→ EXTRACT PROVIDED
Great Wall in 50 Objects Page 13
I was intrigued because something about the Great Khan’s portrayal matched what I’d just seen. I had spent an afternoon in the National Museum of Mongolian History examining a hatangu degel, literally ‘a robe as strong as iron’, or a coat of plates, and armoured boots. These components of an all-covering suit of armour were vividly represented on the bottle’s label.
To my mind, this was stereotypical armour. It was metal, worn to stop missiles. Uncomfortable, yes, but you’d be protected, not punctured. And it was heavy – about twenty-five kilograms in total, by my guess. Armour like this was originally the preserve of the Khan and his generals, and only later became readily available to the cavalrymen who campaigned west into Central Asia, and south into China’s heartland. Seeing it inspired me to look back at the Mongols’ armour, or the lack of it, for the various types speak to the style of combat that prevailed at the time.
According to Mongoliin Nuuts Tovchoo, or ‘The Secret History of the Mongols’, in 1201, when Temüjin Khan, who had sustained a neck wound from an arrow during battle with the Tayichiud, regained consciousness in his ger in the night, he was craving airak, or fermented mare’s milk, but there was none in the camp. His deputy commander, Jelme, set off to steal some from the enemy’s camp, across the valley. Rather than donning his armour and setting off with a group of armed men, he did the opposite: he stripped off, went alone and carried nothing – and he returned before dawn with a bucket of curds.

Collected data entries
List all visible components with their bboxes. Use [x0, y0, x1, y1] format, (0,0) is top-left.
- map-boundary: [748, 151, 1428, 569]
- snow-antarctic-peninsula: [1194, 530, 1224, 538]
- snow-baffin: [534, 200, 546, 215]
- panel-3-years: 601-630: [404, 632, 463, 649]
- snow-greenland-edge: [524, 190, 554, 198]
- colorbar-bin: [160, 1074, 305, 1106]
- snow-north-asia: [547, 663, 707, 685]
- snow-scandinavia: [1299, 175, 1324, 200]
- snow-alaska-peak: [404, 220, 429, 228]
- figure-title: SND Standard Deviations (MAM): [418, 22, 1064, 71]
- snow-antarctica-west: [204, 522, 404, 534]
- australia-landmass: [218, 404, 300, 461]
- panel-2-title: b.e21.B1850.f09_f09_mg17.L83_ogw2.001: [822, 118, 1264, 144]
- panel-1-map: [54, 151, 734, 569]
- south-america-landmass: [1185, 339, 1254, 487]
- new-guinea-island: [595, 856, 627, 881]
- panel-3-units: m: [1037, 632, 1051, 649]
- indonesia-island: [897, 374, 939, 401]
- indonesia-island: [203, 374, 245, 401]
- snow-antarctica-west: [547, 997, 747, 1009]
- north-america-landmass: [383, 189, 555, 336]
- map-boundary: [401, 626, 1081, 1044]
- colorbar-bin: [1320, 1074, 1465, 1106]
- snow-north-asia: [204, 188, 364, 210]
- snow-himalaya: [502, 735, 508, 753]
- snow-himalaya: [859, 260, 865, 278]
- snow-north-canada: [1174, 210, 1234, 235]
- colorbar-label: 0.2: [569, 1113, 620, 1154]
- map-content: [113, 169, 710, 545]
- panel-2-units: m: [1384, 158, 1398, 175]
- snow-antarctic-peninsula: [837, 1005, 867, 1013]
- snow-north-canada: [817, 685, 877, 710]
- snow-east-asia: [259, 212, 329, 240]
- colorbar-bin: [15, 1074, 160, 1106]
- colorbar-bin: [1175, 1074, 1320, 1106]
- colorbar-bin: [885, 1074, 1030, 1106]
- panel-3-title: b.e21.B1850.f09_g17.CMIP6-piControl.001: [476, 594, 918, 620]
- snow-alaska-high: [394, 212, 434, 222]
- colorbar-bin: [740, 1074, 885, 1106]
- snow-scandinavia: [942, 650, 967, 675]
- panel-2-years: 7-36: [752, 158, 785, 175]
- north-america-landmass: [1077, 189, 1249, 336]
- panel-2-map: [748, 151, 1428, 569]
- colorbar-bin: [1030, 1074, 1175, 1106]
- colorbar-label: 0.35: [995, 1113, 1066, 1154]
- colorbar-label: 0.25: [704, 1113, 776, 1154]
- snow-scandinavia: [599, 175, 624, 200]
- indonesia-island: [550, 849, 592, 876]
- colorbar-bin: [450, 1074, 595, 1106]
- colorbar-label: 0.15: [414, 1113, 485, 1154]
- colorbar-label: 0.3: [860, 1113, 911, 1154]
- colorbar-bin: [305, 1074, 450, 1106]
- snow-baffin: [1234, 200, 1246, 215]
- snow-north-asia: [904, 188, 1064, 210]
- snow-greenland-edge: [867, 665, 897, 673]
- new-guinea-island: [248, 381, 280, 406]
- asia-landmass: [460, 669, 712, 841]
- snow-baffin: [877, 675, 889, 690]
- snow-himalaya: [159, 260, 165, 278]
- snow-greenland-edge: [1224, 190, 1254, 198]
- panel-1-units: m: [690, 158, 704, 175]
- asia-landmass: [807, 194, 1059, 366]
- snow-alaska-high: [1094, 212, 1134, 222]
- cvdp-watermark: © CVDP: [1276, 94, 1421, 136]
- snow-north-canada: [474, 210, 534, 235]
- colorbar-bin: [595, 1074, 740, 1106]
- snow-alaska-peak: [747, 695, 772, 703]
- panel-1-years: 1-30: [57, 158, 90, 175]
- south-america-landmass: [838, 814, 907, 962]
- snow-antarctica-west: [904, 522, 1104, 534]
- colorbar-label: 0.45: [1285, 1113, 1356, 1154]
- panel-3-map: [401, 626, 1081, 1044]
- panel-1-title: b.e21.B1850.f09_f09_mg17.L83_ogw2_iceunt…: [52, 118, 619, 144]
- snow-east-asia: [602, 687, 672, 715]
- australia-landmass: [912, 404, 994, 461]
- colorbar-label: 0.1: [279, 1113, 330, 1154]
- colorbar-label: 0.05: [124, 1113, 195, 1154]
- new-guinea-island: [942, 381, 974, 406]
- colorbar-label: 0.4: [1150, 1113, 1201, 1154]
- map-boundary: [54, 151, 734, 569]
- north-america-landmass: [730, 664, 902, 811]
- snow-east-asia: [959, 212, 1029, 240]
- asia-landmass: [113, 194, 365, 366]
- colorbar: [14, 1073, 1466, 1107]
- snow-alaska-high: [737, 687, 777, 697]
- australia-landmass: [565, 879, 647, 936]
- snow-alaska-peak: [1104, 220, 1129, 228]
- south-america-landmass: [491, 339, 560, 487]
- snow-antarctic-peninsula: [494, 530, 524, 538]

→ TASKS FOR THIS EXERCISE
1. For each statement below, decide whether the passage on Mongol armour supports it, answering yes or no and quoting the words from the passage that settle it: (a) The hatangu degel was examined at the National Museum of Mongolian History. (b) Jelme put on his armour and led armed men to the enemy camp. (c) Armour of this kind was at first available to all cavalrymen.
2. Extend the passage on Mongol armour from its last sentence, keeping to its voice and subject.
The items have no connection to the passage on Mongol armour.

→ OUTPUTS IN ORDER
1.
(a) Yes: "I had spent an afternoon in the National Museum of Mongolian History examining a hatangu degel"
(b) No: "he stripped off, went alone and carried nothing"
(c) No: "Armour like this was originally the preserve of the Khan and his generals"

2.
Roaming through the ger encampment in the dead of night, Jelme was exploiting a taboo: his nakedness. Rather like a shield, he knew, his nakedness would act as his defence, literally deflecting looks away from him. If anyone did see him, they’d assume he was one of their own, out from his bed to relieve himself. This bizarre incident teaches us a subtle lesson about the use – or not – of armour; different types had advantages or drawbacks in various situations.
During combat, the steppe tribes at this time were limited to armour made mainly from natural materials, if they had any at all. The minimalist style featured jackets made up of around 150 pieces of leather, each about half the size of a credit card, stitched together. Once made, each leather piece was coated with hot fish glue, the superglue of its day, whose properties had been long known to nomads. It set rock-hard when it cooled. Such armour was extremely lightweight, and, being lamellar, it allowed an archer on horseback flexibility of movement. Furthermore, its use did not greatly burden the horse: such a waistcoat in Ulaanbaatar’s national museum weighs only six kilograms.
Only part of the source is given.